### WHAT IS BEING ASKED
Using the material below, count the lines that contain the word "other" and report the number only.

### EXCERPTED RECORDS

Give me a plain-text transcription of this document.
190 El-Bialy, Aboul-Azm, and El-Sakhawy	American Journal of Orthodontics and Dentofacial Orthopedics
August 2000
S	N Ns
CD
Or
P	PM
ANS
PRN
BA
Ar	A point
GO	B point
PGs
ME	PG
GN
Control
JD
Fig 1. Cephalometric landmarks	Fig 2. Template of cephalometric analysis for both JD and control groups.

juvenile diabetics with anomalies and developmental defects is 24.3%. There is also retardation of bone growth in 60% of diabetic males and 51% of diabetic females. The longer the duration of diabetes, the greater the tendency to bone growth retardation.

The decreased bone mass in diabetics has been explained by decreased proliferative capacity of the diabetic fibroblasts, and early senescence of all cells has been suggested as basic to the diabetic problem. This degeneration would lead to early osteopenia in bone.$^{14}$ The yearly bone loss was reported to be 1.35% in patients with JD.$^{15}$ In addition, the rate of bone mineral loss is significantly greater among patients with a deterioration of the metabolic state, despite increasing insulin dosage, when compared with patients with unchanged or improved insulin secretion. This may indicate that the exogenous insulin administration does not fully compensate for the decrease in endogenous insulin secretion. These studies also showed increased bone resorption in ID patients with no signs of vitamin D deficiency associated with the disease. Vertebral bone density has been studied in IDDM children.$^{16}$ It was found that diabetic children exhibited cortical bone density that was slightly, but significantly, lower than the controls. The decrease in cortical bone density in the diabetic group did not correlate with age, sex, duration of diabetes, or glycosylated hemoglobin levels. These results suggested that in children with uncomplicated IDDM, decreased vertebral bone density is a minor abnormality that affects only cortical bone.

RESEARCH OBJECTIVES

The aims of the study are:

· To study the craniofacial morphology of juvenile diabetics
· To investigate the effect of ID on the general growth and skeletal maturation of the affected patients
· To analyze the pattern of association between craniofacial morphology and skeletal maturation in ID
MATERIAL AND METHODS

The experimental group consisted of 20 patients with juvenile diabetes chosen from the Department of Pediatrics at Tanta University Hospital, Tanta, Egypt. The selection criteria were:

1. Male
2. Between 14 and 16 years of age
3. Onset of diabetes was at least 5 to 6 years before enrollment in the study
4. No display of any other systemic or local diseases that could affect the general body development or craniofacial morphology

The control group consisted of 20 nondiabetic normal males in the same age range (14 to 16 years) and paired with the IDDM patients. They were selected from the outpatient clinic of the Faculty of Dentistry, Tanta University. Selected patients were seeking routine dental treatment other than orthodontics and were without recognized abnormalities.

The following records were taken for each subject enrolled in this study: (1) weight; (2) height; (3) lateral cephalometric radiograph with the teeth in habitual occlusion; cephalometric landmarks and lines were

### EXERCISE ANSWER
2